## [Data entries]
------------
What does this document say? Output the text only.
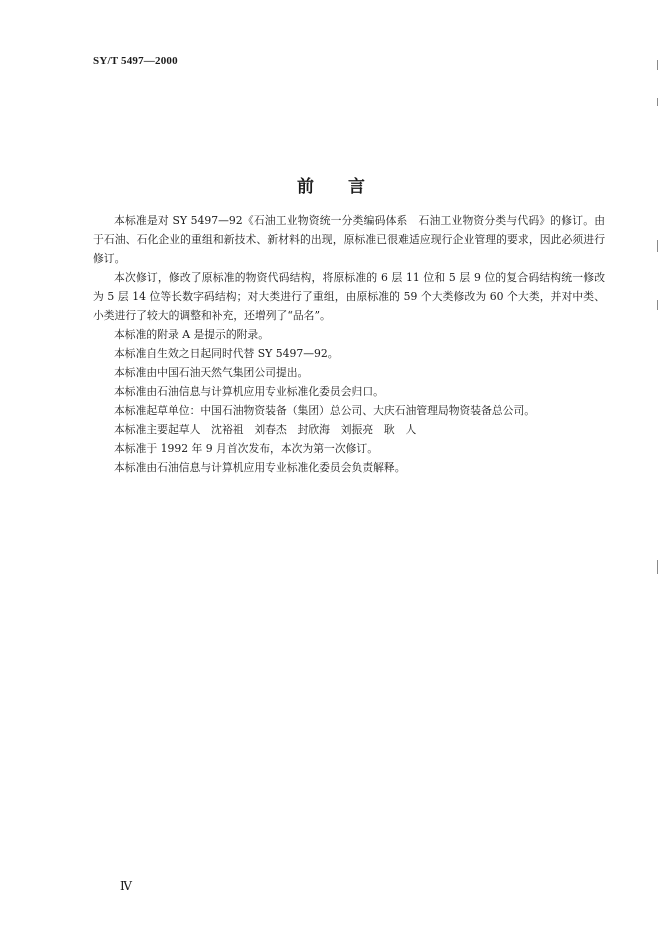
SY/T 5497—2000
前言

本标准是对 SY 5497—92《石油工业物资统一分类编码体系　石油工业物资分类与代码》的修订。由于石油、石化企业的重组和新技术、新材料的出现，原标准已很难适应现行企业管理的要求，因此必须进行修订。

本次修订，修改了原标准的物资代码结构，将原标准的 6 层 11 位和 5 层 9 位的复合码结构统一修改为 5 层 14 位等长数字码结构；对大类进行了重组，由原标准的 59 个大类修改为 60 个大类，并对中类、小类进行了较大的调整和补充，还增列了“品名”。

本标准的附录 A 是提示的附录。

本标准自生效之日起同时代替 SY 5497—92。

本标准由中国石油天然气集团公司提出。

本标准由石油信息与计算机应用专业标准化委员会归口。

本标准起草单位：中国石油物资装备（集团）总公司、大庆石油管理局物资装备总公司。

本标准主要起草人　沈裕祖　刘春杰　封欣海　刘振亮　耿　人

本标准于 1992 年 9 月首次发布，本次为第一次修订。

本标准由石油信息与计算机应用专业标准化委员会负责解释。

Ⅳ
------------
## [DIRECTIONS FOR THIS TASK]
The records above need to be restated word for word, with the pictures left out.

## [TASK SOLUTION]
What does this document say? Output the text only.
SY/T 5497—2000
前言

本标准是对 SY 5497—92《石油工业物资统一分类编码体系　石油工业物资分类与代码》的修订。由于石油、石化企业的重组和新技术、新材料的出现，原标准已很难适应现行企业管理的要求，因此必须进行修订。

本次修订，修改了原标准的物资代码结构，将原标准的 6 层 11 位和 5 层 9 位的复合码结构统一修改为 5 层 14 位等长数字码结构；对大类进行了重组，由原标准的 59 个大类修改为 60 个大类，并对中类、小类进行了较大的调整和补充，还增列了“品名”。

本标准的附录 A 是提示的附录。

本标准自生效之日起同时代替 SY 5497—92。

本标准由中国石油天然气集团公司提出。

本标准由石油信息与计算机应用专业标准化委员会归口。

本标准起草单位：中国石油物资装备（集团）总公司、大庆石油管理局物资装备总公司。

本标准主要起草人　沈裕祖　刘春杰　封欣海　刘振亮　耿　人

本标准于 1992 年 9 月首次发布，本次为第一次修订。

本标准由石油信息与计算机应用专业标准化委员会负责解释。

Ⅳ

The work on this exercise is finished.